[Figure content listings]

##########

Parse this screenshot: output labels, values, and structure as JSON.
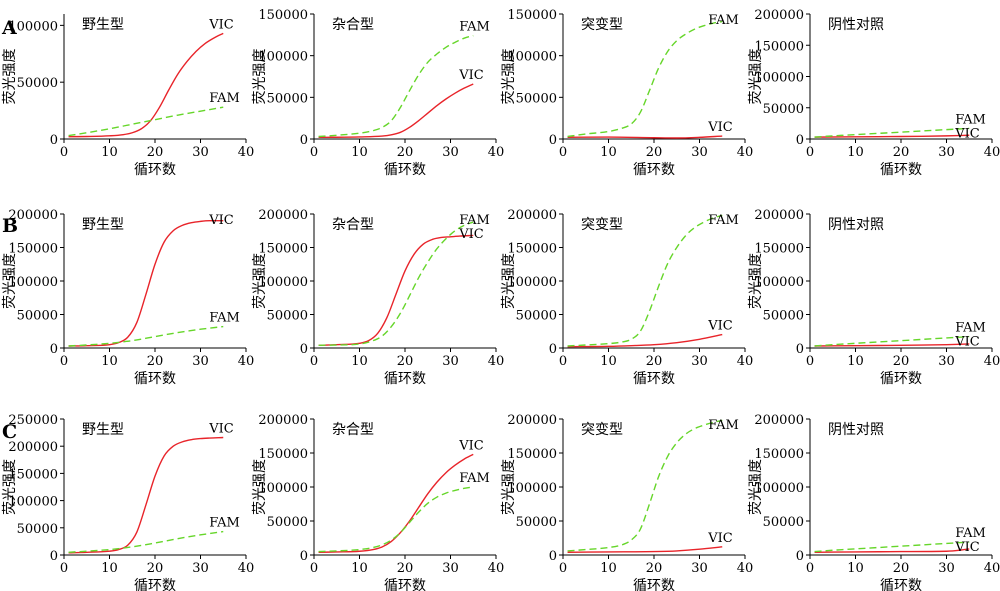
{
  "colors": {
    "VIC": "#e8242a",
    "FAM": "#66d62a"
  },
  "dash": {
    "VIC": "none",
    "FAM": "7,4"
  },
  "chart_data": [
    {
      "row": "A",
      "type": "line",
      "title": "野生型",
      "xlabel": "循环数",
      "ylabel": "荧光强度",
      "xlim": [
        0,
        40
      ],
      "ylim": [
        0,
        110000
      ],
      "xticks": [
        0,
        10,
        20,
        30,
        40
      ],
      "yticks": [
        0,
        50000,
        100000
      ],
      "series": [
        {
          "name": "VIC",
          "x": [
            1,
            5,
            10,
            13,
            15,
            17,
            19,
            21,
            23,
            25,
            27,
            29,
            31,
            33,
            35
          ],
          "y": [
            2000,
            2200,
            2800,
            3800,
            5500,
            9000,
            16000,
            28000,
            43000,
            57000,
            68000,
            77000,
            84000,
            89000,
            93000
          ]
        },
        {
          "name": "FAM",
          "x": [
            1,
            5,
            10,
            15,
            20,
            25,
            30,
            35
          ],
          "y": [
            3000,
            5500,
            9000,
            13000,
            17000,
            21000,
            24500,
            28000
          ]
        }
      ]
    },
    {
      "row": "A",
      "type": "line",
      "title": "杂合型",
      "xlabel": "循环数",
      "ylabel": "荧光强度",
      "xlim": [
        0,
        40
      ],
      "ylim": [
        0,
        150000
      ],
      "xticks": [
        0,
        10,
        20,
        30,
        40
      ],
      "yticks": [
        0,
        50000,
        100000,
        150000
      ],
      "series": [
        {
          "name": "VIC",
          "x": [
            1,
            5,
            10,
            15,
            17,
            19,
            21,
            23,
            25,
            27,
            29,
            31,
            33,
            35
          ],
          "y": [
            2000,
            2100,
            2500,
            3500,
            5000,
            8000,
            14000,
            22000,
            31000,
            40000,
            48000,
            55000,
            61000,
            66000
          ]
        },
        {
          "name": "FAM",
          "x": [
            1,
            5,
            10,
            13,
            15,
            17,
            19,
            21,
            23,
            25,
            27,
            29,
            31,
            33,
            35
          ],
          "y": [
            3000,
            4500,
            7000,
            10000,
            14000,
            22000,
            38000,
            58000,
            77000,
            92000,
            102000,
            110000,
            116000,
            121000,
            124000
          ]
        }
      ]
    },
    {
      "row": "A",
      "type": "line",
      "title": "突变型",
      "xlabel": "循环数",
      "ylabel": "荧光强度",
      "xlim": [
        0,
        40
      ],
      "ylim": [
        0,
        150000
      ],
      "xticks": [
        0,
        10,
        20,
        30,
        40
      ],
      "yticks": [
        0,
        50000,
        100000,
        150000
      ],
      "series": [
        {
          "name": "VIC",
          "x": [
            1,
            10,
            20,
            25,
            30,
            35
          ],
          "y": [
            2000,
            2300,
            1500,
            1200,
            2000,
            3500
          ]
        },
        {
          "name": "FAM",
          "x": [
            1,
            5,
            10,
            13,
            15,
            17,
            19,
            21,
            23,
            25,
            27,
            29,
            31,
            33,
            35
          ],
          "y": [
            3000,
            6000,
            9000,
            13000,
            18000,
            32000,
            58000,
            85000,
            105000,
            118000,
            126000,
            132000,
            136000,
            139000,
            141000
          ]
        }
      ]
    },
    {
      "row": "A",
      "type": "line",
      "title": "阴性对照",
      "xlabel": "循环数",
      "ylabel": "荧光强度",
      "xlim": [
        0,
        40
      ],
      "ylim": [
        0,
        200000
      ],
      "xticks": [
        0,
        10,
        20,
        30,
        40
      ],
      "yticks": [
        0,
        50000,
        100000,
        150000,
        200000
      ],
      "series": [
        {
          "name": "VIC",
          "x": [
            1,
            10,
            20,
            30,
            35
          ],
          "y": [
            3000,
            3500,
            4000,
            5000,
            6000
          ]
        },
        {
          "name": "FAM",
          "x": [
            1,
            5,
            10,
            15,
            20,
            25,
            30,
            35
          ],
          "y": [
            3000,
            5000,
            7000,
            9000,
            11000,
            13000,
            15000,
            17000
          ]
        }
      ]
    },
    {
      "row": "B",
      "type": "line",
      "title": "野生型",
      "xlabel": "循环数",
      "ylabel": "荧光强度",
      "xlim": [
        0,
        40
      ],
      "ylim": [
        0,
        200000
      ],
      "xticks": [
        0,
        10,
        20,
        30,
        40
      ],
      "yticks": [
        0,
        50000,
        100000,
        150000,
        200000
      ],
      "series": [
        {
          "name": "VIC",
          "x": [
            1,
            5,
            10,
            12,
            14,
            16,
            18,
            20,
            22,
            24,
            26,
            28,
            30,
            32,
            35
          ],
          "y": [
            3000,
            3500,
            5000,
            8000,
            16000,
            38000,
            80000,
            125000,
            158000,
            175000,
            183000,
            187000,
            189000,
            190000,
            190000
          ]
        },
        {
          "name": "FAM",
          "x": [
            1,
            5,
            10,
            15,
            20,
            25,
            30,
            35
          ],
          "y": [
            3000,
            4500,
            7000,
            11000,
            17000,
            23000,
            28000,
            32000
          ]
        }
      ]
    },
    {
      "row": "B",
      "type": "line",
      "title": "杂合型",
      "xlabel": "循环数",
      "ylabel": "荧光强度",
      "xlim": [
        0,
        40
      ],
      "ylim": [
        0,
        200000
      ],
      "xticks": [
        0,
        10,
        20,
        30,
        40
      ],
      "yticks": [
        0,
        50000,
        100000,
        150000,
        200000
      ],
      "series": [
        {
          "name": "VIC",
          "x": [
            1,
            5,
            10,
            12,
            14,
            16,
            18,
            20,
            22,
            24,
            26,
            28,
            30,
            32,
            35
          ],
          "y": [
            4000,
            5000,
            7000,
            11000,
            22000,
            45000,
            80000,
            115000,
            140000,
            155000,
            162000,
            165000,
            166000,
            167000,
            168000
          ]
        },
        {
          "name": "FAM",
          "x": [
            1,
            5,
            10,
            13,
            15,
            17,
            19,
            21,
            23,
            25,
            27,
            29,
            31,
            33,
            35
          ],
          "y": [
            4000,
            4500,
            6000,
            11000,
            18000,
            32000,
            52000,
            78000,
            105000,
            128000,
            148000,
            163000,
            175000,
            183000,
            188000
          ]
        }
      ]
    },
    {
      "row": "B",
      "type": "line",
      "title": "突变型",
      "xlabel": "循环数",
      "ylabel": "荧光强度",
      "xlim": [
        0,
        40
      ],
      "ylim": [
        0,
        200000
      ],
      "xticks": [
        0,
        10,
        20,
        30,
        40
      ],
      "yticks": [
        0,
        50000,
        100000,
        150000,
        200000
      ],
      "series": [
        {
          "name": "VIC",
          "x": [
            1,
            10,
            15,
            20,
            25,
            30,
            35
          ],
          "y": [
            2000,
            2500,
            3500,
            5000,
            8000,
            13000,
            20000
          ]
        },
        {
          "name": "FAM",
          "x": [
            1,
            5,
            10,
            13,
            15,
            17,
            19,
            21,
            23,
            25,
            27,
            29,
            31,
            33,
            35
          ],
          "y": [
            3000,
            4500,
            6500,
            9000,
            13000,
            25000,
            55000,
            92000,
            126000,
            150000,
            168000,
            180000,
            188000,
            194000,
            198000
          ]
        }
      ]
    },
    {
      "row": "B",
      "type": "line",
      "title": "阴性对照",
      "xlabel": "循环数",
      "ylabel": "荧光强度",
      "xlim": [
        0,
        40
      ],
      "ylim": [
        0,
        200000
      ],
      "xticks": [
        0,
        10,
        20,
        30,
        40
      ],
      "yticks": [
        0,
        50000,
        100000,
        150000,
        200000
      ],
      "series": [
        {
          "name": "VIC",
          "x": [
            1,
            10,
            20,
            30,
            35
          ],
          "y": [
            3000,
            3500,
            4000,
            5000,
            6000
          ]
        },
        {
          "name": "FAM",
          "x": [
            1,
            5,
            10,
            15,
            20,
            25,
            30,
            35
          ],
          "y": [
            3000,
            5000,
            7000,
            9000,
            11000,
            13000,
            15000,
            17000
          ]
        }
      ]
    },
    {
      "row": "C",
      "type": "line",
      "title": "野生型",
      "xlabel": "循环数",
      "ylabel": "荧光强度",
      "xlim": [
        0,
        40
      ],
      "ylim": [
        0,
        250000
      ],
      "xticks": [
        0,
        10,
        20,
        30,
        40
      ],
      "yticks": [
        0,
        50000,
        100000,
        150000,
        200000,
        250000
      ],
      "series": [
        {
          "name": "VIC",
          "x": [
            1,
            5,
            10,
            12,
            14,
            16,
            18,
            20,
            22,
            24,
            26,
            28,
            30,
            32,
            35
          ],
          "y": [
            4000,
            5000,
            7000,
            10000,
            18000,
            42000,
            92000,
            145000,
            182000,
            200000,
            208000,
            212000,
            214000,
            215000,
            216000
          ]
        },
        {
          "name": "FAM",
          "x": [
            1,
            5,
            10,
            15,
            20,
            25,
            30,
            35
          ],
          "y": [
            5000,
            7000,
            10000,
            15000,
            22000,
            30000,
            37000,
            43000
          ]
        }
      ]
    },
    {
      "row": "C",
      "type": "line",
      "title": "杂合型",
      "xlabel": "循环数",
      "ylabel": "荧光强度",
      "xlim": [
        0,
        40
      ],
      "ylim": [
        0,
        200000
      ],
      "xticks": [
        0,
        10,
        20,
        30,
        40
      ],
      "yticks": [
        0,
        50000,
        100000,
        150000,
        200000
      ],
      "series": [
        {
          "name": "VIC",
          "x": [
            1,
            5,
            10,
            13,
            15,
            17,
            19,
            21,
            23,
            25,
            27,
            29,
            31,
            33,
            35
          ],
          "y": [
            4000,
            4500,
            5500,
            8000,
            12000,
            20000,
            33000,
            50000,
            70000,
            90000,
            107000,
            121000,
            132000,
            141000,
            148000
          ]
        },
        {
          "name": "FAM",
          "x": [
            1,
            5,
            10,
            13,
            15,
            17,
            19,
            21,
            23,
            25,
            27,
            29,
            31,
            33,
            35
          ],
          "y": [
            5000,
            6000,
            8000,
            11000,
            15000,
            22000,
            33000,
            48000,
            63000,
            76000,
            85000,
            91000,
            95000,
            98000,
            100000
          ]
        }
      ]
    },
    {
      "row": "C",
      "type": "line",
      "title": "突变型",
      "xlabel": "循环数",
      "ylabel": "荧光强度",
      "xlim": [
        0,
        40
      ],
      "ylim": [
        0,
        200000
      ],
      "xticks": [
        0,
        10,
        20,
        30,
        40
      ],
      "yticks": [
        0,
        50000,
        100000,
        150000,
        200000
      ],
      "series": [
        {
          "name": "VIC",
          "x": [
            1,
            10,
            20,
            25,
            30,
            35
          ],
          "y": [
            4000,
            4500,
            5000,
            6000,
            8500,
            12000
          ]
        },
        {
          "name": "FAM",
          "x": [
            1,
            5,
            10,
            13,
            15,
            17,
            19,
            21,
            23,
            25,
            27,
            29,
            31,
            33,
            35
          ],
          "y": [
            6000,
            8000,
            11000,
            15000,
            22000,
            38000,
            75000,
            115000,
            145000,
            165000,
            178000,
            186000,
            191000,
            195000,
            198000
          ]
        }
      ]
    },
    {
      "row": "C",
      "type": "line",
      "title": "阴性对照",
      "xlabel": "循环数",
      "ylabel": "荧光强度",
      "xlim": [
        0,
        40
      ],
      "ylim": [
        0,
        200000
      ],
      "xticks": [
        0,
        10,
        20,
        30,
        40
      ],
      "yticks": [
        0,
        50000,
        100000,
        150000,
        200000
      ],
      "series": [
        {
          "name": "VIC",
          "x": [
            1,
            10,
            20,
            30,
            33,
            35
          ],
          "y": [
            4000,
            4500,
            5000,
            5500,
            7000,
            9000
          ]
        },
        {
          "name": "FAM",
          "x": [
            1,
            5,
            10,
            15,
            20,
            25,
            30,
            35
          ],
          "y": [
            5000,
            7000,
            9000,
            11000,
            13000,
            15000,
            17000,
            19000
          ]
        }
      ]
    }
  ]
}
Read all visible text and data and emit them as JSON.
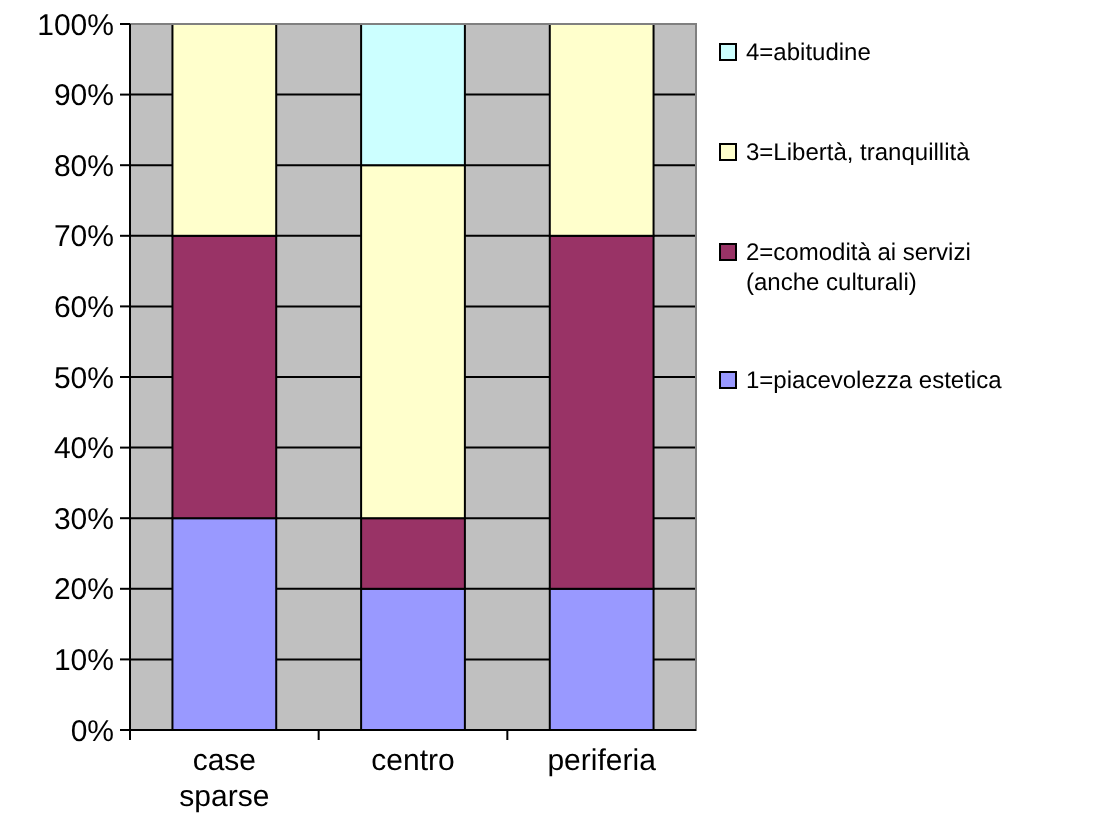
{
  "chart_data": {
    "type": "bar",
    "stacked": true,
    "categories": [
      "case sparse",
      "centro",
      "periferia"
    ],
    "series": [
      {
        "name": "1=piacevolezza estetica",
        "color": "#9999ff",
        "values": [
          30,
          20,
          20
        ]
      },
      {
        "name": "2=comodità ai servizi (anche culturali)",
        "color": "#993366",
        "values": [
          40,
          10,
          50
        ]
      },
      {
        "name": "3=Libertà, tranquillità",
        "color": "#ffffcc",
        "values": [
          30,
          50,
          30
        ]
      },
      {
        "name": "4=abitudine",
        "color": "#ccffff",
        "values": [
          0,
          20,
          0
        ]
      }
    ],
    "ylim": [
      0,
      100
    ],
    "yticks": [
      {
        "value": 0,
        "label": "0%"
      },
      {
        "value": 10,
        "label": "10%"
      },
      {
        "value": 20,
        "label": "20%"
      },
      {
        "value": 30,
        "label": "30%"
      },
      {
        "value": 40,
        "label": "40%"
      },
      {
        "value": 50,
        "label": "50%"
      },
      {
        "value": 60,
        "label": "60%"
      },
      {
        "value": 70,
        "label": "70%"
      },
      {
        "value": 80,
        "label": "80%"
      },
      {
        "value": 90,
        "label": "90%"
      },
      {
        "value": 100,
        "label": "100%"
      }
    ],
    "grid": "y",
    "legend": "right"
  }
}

##########

## Challenge
Looking at the records above, work out how many lines include the string "JSON". Give the number and nothing else.

## Right answer
2